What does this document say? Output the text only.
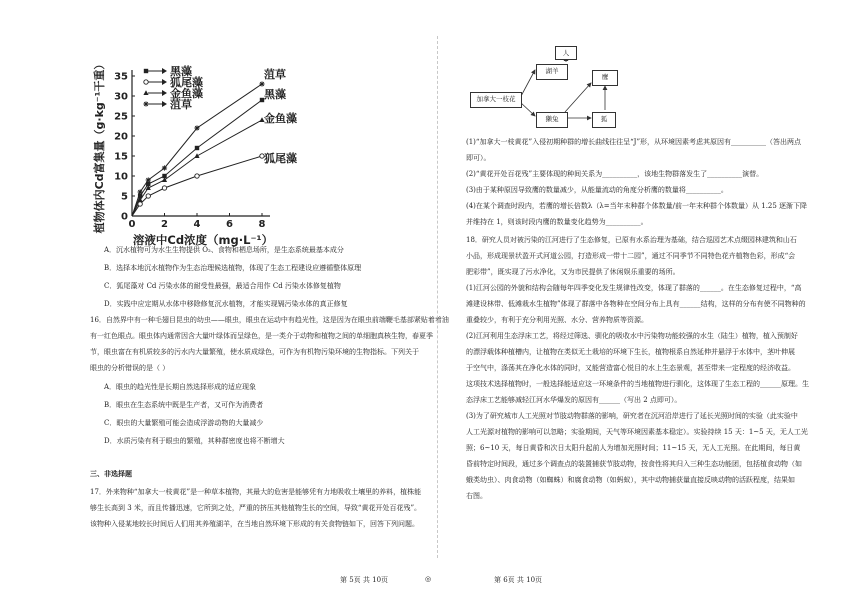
0	2	4	6	8
0
5
10
15
20
25
30
35
溶液中Cd浓度（mg·L⁻¹）
植物体内Cd富集量（g·kg⁻¹干重）	黑藻
狐尾藻
金鱼藻
菹草
菹草
黑藻
金鱼藻
狐尾藻
A．沉水植物可为水生生物提供 O₂、食物和栖息场所，是生态系统最基本成分
B．选择本地沉水植物作为生态治理候选植物，体现了生态工程建设应遵循整体原理
C．狐尾藻对 Cd 污染水体的耐受性最强，最适合用作 Cd 污染水体修复植物
D．实践中应定期从水体中移除修复沉水植物，才能实现镉污染水体的真正修复
16．自然界中有一种毛翅目昆虫的幼虫——眼虫，眼虫在运动中有趋光性，这是因为在眼虫前端鞭毛基部紧贴着着油
有一红色眼点。眼虫体内通常因含大量叶绿体而呈绿色，是一类介于动物和植物之间的单细胞真核生物，春夏季
节，眼虫富在有机质较多的污水内大量繁殖，使水质成绿色，可作为有机物污染环境的生物指标。下列关于
眼虫的分析错误的是（ ）
A．眼虫的趋光性是长期自然选择形成的适应现象
B．眼虫在生态系统中既是生产者，又可作为消费者
C．眼虫的大量繁殖可能会造成浮游动物的大量减少
D．水质污染有利于眼虫的繁殖，其种群密度也将不断增大
三、非选择题
17．外来物种“加拿大一枝黄花”是一种草本植物，其最大的危害是能够凭有力地吸收土壤里的养料，植株能
够生长高到 3 米，而且传播迅速，它所到之处，严重的挤压其他植物生长的空间，导致“黄花开处百花残”。
该物种入侵某地较长时间后人们用其养殖湖羊，在当地自然环境下形成的有关食物链如下，回答下列问题。
第 5页 共 10页	◎
人
湖羊
鹰
加拿大一枝花
獭兔	狐
(1)“加拿大一枝黄花”入侵初期种群的增长曲线往往呈“J”形，从环境因素考虑其原因有__________（答出两点
即可）。
(2)“黄花开处百花残”主要体现的种间关系为__________，该地生物群落发生了__________演替。
(3)由于某种原因导致鹰的数量减少，从能量流动的角度分析鹰的数量将__________。
(4)在某个调查时段内，若鹰的增长倍数λ（λ=当年末种群个体数量/前一年末种群个体数量）从 1.25 逐渐下降
并维持在 1，则该时段内鹰的数量变化趋势为__________。
18．研究人员对被污染的江河进行了生态修复，已原有水系治理为基础，结合巡园艺术点缀园林建筑和山石
小品，形成现景状盈开式河道公园，打造形成一带十二园”，通过不同季节不同特色花卉植物色彩，形成“会
肥彩带”，既实现了污水净化，又为市民提供了休闲娱乐重要的场所。
(1)江河公园的外貌和结构会随每年四季变化发生规律性改变，体现了群落的______。在生态修复过程中，“高
滩建设林带、低滩栽水生植物”体现了群落中各物种在空间分布上具有______结构，这样的分布有使不同物种的
重叠较少，有利于充分利用光照、水分、营养物质等资源。
(2)江河利用生态浮床工艺，将经过筛选、驯化的吸收水中污染物功能较强的水生（陆生）植物，植入预制好
的漂浮载体种植槽内，让植物在类似无土栽培的环境下生长，植物根系自然延伸并悬浮于水体中，茎叶伸展
于空气中，涤荡其在净化水体的同时，又能营造富心悦目的水上生态景观，甚至带来一定程度的经济收益。
这项技术选择植物时，一般选择能适应这一环境条件的当地植物进行驯化，这体现了生态工程的______原理。生
态浮床工艺能够减轻江河水华爆发的原因有______（写出 2 点即可）。
(3)为了研究城市人工光照对节肢动物群落的影响，研究者在沉河沿岸进行了延长光照时间的实验（此实验中
人工光源对植物的影响可以忽略；实验期间，天气等环境因素基本稳定）。实验持续 15 天：1~5 天，无人工光
照；6~10 天，每日黄昏和次日太阳升起前人为增加光照时间；11~15 天，无人工光照。在此期间，每日黄
昏前特定时间段，通过多个调查点的装置捕获节肢动物，按食性将其归入三种生态功能团，包括植食动物（如
蛾类幼虫）、肉食动物（如蜘蛛）和腐食动物（如蚂蚁），其中动物捕获量直接反映动物的活跃程度，结果如
右图。
第 6页 共 10页
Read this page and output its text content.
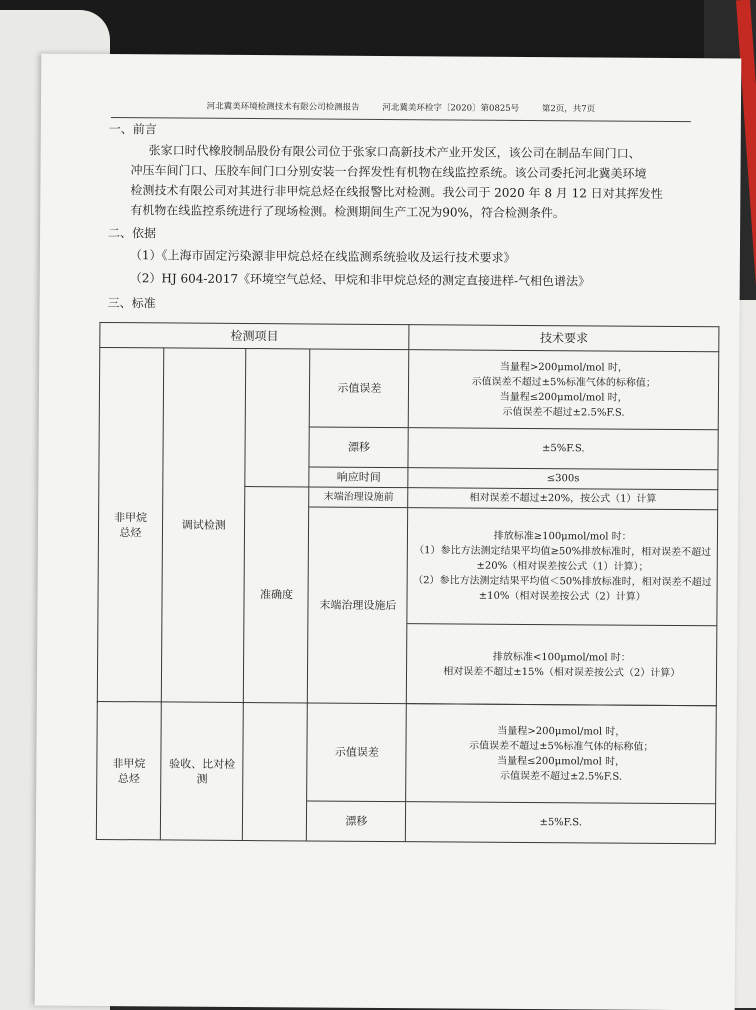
河北冀美环境检测技术有限公司检测报告	河北冀美环检字〔2020〕第0825号	第2页，共7页
一、前言

张家口时代橡胶制品股份有限公司位于张家口高新技术产业开发区，该公司在制品车间门口、

冲压车间门口、压胶车间门口分别安装一台挥发性有机物在线监控系统。该公司委托河北冀美环境

检测技术有限公司对其进行非甲烷总烃在线报警比对检测。我公司于 2020 年 8 月 12 日对其挥发性

有机物在线监控系统进行了现场检测。检测期间生产工况为90%，符合检测条件。

二、依据
（1）《上海市固定污染源非甲烷总烃在线监测系统验收及运行技术要求》
（2）HJ 604-2017《环境空气总烃、甲烷和非甲烷总烃的测定直接进样-气相色谱法》
三、标准
检测项目				技术要求
非甲烷
总烃	调试检测		示值误差	当量程>200μmol/mol 时，
示值误差不超过±5%标准气体的标称值；
当量程≤200μmol/mol 时，
示值误差不超过±2.5%F.S.
			漂移	±5%F.S.
			响应时间	≤300s
		准确度	末端治理设施前	相对误差不超过±20%，按公式（1）计算
			末端治理设施后	排放标准≥100μmol/mol 时：
（1）参比方法测定结果平均值≥50%排放标准时，相对误差不超过±20%（相对误差按公式（1）计算）；
（2）参比方法测定结果平均值＜50%排放标准时，相对误差不超过±10%（相对误差按公式（2）计算）
				排放标准<100μmol/mol 时：
相对误差不超过±15%（相对误差按公式（2）计算）

非甲烷
总烃	验收、比对检测		示值误差	当量程>200μmol/mol 时，
示值误差不超过±5%标准气体的标称值；
当量程≤200μmol/mol 时，
示值误差不超过±2.5%F.S.
			漂移	±5%F.S.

* _SET PROBLEM_:
Can you retype every record above exactly, leaving out the pictures?

* _RESULT FOR THIS TASK_:
What does this document say? Output the text only.
0	2	4	6	8
0
5
10
15
20
25
30
35
溶液中Cd浓度（mg·L⁻¹）
植物体内Cd富集量（g·kg⁻¹干重）	黑藻
狐尾藻
金鱼藻
菹草
菹草
黑藻
金鱼藻
狐尾藻
A．沉水植物可为水生生物提供 O₂、食物和栖息场所，是生态系统最基本成分
B．选择本地沉水植物作为生态治理候选植物，体现了生态工程建设应遵循整体原理
C．狐尾藻对 Cd 污染水体的耐受性最强，最适合用作 Cd 污染水体修复植物
D．实践中应定期从水体中移除修复沉水植物，才能实现镉污染水体的真正修复
16．自然界中有一种毛翅目昆虫的幼虫——眼虫，眼虫在运动中有趋光性，这是因为在眼虫前端鞭毛基部紧贴着着油
有一红色眼点。眼虫体内通常因含大量叶绿体而呈绿色，是一类介于动物和植物之间的单细胞真核生物，春夏季
节，眼虫富在有机质较多的污水内大量繁殖，使水质成绿色，可作为有机物污染环境的生物指标。下列关于
眼虫的分析错误的是（ ）
A．眼虫的趋光性是长期自然选择形成的适应现象
B．眼虫在生态系统中既是生产者，又可作为消费者
C．眼虫的大量繁殖可能会造成浮游动物的大量减少
D．水质污染有利于眼虫的繁殖，其种群密度也将不断增大
三、非选择题
17．外来物种“加拿大一枝黄花”是一种草本植物，其最大的危害是能够凭有力地吸收土壤里的养料，植株能
够生长高到 3 米，而且传播迅速，它所到之处，严重的挤压其他植物生长的空间，导致“黄花开处百花残”。
该物种入侵某地较长时间后人们用其养殖湖羊，在当地自然环境下形成的有关食物链如下，回答下列问题。
第 5页 共 10页	◎
人
湖羊
鹰
加拿大一枝花
獭兔	狐
(1)“加拿大一枝黄花”入侵初期种群的增长曲线往往呈“J”形，从环境因素考虑其原因有__________（答出两点
即可）。
(2)“黄花开处百花残”主要体现的种间关系为__________，该地生物群落发生了__________演替。
(3)由于某种原因导致鹰的数量减少，从能量流动的角度分析鹰的数量将__________。
(4)在某个调查时段内，若鹰的增长倍数λ（λ=当年末种群个体数量/前一年末种群个体数量）从 1.25 逐渐下降
并维持在 1，则该时段内鹰的数量变化趋势为__________。
18．研究人员对被污染的江河进行了生态修复，已原有水系治理为基础，结合巡园艺术点缀园林建筑和山石
小品，形成现景状盈开式河道公园，打造形成一带十二园”，通过不同季节不同特色花卉植物色彩，形成“会
肥彩带”，既实现了污水净化，又为市民提供了休闲娱乐重要的场所。
(1)江河公园的外貌和结构会随每年四季变化发生规律性改变，体现了群落的______。在生态修复过程中，“高
滩建设林带、低滩栽水生植物”体现了群落中各物种在空间分布上具有______结构，这样的分布有使不同物种的
重叠较少，有利于充分利用光照、水分、营养物质等资源。
(2)江河利用生态浮床工艺，将经过筛选、驯化的吸收水中污染物功能较强的水生（陆生）植物，植入预制好
的漂浮载体种植槽内，让植物在类似无土栽培的环境下生长，植物根系自然延伸并悬浮于水体中，茎叶伸展
于空气中，涤荡其在净化水体的同时，又能营造富心悦目的水上生态景观，甚至带来一定程度的经济收益。
这项技术选择植物时，一般选择能适应这一环境条件的当地植物进行驯化，这体现了生态工程的______原理。生
态浮床工艺能够减轻江河水华爆发的原因有______（写出 2 点即可）。
(3)为了研究城市人工光照对节肢动物群落的影响，研究者在沉河沿岸进行了延长光照时间的实验（此实验中
人工光源对植物的影响可以忽略；实验期间，天气等环境因素基本稳定）。实验持续 15 天：1~5 天，无人工光
照；6~10 天，每日黄昏和次日太阳升起前人为增加光照时间；11~15 天，无人工光照。在此期间，每日黄
昏前特定时间段，通过多个调查点的装置捕获节肢动物，按食性将其归入三种生态功能团，包括植食动物（如
蛾类幼虫）、肉食动物（如蜘蛛）和腐食动物（如蚂蚁），其中动物捕获量直接反映动物的活跃程度，结果如
右图。
第 6页 共 10页
Read this page and output its text content.
河北冀美环境检测技术有限公司检测报告	河北冀美环检字〔2020〕第0825号	第2页，共7页
一、前言

张家口时代橡胶制品股份有限公司位于张家口高新技术产业开发区，该公司在制品车间门口、

冲压车间门口、压胶车间门口分别安装一台挥发性有机物在线监控系统。该公司委托河北冀美环境

检测技术有限公司对其进行非甲烷总烃在线报警比对检测。我公司于 2020 年 8 月 12 日对其挥发性

有机物在线监控系统进行了现场检测。检测期间生产工况为90%，符合检测条件。

二、依据
（1）《上海市固定污染源非甲烷总烃在线监测系统验收及运行技术要求》
（2）HJ 604-2017《环境空气总烃、甲烷和非甲烷总烃的测定直接进样-气相色谱法》
三、标准
检测项目				技术要求
非甲烷
总烃	调试检测		示值误差	当量程>200μmol/mol 时，
示值误差不超过±5%标准气体的标称值；
当量程≤200μmol/mol 时，
示值误差不超过±2.5%F.S.
			漂移	±5%F.S.
			响应时间	≤300s
		准确度	末端治理设施前	相对误差不超过±20%，按公式（1）计算
			末端治理设施后	排放标准≥100μmol/mol 时：
（1）参比方法测定结果平均值≥50%排放标准时，相对误差不超过±20%（相对误差按公式（1）计算）；
（2）参比方法测定结果平均值＜50%排放标准时，相对误差不超过±10%（相对误差按公式（2）计算）
				排放标准<100μmol/mol 时：
相对误差不超过±15%（相对误差按公式（2）计算）

非甲烷
总烃	验收、比对检测		示值误差	当量程>200μmol/mol 时，
示值误差不超过±5%标准气体的标称值；
当量程≤200μmol/mol 时，
示值误差不超过±2.5%F.S.
			漂移	±5%F.S.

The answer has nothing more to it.